> [YOUR OBJECTIVE] In the abstract on CuInS₂ nanoparticles, which crystal phase gave the thin film with the best photoelectrochemical performance?

> [TEXT PASSAGE]
---
Colloidal synthesis of CuInS2 nanoparticles: Crystal phase design and thin film fabrication for photoelectrochemical solar cells

This study reports the colloidal synthesis of copper indium disulfide (CuInS₂) nanoparticles in different crystal phases to be employed as thin film photoanodes in photoelectrochemical water splitting process. First, CuInS₂ nanoparticles with chalcopyrite-, zincblende-, wurtzite-as well as polytypic-phases have been synthesized using hot injection method. The effects of solvent, temperature and type of precursors on the phase design have been thoroughly investigated via various spectroscopic techniques such as XRD, SEM, HRTEM, UV-Vis and PL spectroscopy and Zeta particle size analysis. The XRD spectra have been revealed that the all the targeted nanoparticles had good crystallinity and free from undesired binary sulfides. The synthesized nanoparticles have been re-dispersed in N, N-dimethylformamide (DMF) to form nanoink paste and applied on fluorine doped tin oxide coated glass substrate by doctor blade technique. DMF has been found to be an enviable solvent for thin film fabrication since it could lead to the crack free and uniform surface formation. The chalcopyrite thin film has shown the best photoelectrochemical performance with the photocurrent density of ∼15 mA cm⁻² and conversion efficiency of 6.7%. Howbeit, thin films photoanodes bearing wurtzite, zincblende and polytypic CuInS₂ nanoparticles have been investigated to compare the performance of different crystal phases for photoelectrochemical solar cell applications. Moreover, it should be emphasized that all thin film electrodes have been investigated under 1-sun condition without any surface modification, chemical treatment and etching. Additionally, the thin films except wurtzite structure exhibited good stability along 2 h under dark and illuminated conditions.
---
> [GIVEN RECORDS]

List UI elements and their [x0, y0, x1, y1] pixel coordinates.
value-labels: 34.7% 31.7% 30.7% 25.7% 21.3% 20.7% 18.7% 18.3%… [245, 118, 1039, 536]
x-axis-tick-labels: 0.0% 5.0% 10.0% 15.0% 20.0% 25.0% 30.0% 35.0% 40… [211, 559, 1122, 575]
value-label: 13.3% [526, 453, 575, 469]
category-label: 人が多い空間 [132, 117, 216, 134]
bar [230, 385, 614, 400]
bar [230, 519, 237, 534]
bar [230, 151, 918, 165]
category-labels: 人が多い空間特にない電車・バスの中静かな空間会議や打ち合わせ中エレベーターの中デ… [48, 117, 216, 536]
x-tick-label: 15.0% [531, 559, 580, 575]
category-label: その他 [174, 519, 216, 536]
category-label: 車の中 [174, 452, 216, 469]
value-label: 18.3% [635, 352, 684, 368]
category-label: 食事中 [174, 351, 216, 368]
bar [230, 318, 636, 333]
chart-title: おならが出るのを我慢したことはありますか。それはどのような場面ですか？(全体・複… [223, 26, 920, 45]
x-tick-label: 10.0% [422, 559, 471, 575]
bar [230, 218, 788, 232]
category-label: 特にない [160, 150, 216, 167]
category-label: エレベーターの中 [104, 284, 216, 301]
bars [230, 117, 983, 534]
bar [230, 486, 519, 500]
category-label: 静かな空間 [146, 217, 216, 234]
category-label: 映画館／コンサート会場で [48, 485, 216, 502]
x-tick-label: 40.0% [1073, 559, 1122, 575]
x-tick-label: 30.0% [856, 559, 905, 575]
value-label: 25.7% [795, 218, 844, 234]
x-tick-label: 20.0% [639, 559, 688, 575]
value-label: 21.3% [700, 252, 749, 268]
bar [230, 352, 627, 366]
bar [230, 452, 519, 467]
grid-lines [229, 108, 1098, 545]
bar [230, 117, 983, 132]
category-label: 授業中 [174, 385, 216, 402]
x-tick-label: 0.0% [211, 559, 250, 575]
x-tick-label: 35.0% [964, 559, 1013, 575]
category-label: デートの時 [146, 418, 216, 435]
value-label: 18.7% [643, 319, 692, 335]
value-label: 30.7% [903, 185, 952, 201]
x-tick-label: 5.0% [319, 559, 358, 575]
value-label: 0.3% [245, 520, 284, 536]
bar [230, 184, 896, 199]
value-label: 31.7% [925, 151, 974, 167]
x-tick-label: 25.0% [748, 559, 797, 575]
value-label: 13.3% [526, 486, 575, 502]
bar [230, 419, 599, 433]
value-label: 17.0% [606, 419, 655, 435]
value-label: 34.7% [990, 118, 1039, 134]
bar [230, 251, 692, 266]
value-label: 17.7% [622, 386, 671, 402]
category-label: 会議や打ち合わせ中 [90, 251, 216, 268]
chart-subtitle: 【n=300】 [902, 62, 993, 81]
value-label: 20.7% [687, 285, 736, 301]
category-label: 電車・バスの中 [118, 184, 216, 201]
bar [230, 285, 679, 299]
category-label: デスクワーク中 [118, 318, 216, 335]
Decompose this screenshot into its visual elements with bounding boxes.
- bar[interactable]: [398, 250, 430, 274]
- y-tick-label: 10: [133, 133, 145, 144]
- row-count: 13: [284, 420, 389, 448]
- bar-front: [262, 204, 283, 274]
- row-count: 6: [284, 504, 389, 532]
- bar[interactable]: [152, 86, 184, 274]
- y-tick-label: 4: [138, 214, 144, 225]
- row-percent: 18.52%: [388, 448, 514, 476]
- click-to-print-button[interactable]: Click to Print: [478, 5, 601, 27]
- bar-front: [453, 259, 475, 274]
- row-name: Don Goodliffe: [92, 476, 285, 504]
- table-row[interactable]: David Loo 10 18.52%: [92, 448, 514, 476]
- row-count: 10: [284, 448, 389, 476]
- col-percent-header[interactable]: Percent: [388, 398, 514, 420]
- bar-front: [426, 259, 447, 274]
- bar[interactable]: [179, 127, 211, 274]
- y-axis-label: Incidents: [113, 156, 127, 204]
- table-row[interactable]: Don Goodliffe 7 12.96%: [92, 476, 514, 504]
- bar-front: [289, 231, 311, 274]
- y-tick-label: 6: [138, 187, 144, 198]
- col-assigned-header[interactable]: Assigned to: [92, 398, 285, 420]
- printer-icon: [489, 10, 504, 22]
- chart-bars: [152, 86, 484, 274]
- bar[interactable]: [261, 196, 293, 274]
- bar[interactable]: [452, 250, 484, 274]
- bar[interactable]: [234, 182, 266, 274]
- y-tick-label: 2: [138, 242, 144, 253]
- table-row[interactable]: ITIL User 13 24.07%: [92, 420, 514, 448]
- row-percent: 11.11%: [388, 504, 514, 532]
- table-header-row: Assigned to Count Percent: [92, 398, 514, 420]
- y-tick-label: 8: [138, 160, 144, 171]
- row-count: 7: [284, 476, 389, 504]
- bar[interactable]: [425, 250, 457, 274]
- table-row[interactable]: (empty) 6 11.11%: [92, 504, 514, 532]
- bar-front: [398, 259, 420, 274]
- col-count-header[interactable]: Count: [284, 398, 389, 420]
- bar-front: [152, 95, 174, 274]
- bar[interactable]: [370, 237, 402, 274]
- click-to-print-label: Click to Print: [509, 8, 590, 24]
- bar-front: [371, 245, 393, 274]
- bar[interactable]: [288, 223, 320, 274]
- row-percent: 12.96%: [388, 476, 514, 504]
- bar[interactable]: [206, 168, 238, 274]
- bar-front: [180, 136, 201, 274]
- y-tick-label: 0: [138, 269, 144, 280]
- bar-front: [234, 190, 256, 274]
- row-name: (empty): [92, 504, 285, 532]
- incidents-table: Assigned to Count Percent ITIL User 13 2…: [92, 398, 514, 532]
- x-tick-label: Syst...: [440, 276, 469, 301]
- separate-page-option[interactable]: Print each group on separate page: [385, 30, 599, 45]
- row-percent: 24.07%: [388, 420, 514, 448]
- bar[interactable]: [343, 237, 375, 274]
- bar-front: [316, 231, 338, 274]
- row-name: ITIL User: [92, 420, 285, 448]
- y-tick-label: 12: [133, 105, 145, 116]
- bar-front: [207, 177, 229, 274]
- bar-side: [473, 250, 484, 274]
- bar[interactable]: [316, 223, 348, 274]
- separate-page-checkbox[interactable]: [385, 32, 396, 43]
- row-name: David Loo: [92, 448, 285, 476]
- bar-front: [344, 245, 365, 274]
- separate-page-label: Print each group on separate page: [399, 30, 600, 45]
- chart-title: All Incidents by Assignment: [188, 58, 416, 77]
---
> [EXERCISE OUTPUT] The chalcopyrite phase, with a photocurrent density of about 15 mA cm⁻² and a conversion efficiency of 6.7%.